**PASSAGE PROVIDED**
What does your average week look like?
Usually it’s a mix of making new My Foolish Heart products, developing new designs and buying fabric and so forth. That’s interspersed with clothing alterations (a bit of a side project which I love doing too), volunteering at Mary’s Living and Giving shop on Lordship Lane and of course helping out at Bias! I love that I make all parts of my work life balance out. It’s all in the planning!
What's the most interesting alteration you've been asked to do?
I do a lot of bridal for some reason! The best one was rescuing these very delicate French men’s overshirts for a client and his brother. They both had these amazing pieces made by a tailor, but they’d managed to rip them to bits as they were in a band and they would burnt cigarette holes in them or they’d tear them when drunk. I had to find patches and do complicated stitching to make them look how they liked them, they didn’t want them to look too ‘done’.
You've recently just built the new website for your business. What would be your three top tips for anyone wanting to do this?

**DATA TO PROCESS**
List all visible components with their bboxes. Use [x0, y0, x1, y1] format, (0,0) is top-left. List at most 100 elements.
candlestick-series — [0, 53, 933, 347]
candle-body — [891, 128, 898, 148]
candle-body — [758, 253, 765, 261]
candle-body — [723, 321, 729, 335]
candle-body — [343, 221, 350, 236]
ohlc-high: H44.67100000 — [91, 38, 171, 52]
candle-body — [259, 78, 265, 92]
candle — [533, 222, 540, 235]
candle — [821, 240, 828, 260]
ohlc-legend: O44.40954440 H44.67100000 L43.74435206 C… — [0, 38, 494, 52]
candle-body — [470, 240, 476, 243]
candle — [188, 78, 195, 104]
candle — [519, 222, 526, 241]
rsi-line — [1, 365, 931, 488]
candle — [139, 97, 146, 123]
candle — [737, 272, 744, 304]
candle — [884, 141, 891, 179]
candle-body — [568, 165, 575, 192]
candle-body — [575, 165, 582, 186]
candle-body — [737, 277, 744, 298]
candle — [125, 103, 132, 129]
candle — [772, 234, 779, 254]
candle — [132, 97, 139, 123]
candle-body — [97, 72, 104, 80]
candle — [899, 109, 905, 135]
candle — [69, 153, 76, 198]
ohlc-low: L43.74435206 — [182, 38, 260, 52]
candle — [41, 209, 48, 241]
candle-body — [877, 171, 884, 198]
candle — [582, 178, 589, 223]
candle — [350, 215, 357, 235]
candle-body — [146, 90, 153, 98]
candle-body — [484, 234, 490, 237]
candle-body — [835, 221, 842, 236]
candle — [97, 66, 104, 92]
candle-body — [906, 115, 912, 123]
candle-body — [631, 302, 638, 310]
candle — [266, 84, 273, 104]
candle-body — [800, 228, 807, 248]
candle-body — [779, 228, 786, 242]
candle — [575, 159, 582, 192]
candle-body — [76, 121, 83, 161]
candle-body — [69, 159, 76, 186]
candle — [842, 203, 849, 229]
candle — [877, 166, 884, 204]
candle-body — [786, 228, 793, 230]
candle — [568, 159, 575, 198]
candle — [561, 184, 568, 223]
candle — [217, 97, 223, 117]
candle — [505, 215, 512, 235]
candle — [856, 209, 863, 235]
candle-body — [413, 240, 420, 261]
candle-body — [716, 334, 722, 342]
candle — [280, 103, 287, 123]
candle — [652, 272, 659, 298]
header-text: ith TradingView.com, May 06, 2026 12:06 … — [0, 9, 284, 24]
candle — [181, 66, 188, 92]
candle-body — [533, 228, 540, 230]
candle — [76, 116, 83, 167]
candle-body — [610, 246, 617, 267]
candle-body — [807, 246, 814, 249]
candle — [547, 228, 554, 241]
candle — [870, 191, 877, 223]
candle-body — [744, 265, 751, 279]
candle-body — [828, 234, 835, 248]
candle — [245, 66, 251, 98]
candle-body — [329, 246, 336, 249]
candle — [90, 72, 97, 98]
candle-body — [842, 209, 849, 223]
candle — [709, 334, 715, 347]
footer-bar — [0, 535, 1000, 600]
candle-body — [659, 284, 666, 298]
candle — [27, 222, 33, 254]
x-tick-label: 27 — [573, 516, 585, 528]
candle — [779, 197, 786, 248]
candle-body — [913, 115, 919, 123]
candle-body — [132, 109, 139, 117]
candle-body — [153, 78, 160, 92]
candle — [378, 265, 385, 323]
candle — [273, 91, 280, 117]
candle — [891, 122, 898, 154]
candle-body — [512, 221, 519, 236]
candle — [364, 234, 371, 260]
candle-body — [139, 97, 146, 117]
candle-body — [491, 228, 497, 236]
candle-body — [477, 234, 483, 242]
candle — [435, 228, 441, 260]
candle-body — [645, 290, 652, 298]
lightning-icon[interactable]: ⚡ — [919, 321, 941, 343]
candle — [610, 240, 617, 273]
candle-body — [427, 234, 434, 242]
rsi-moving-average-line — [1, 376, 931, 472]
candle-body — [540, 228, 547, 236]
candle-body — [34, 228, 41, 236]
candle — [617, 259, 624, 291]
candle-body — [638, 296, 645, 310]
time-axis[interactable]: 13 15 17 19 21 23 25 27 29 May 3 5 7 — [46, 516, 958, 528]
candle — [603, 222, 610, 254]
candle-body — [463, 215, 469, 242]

**JOBS**
- 1) Transcribe the interview excerpt between "Usually it’s a" and "in the planning!", inclusive.
- 2) Reproduce word for word the rows from the first one through the line holding "candle-body — [723, 321, 729, 335]", inclusive.
The interview excerpt and the rows are unrelated material.

**RESULTS OF THE TASKS**
- 1)
Usually it’s a mix of making new My Foolish Heart products, developing new designs and buying fabric and so forth. That’s interspersed with clothing alterations (a bit of a side project which I love doing too), volunteering at Mary’s Living and Giving shop on Lordship Lane and of course helping out at Bias! I love that I make all parts of my work life balance out. It’s all in the planning!

- 2)
List all visible components with their bboxes. Use [x0, y0, x1, y1] format, (0,0) is top-left. List at most 100 elements.
candlestick-series — [0, 53, 933, 347]
candle-body — [891, 128, 898, 148]
candle-body — [758, 253, 765, 261]
candle-body — [723, 321, 729, 335]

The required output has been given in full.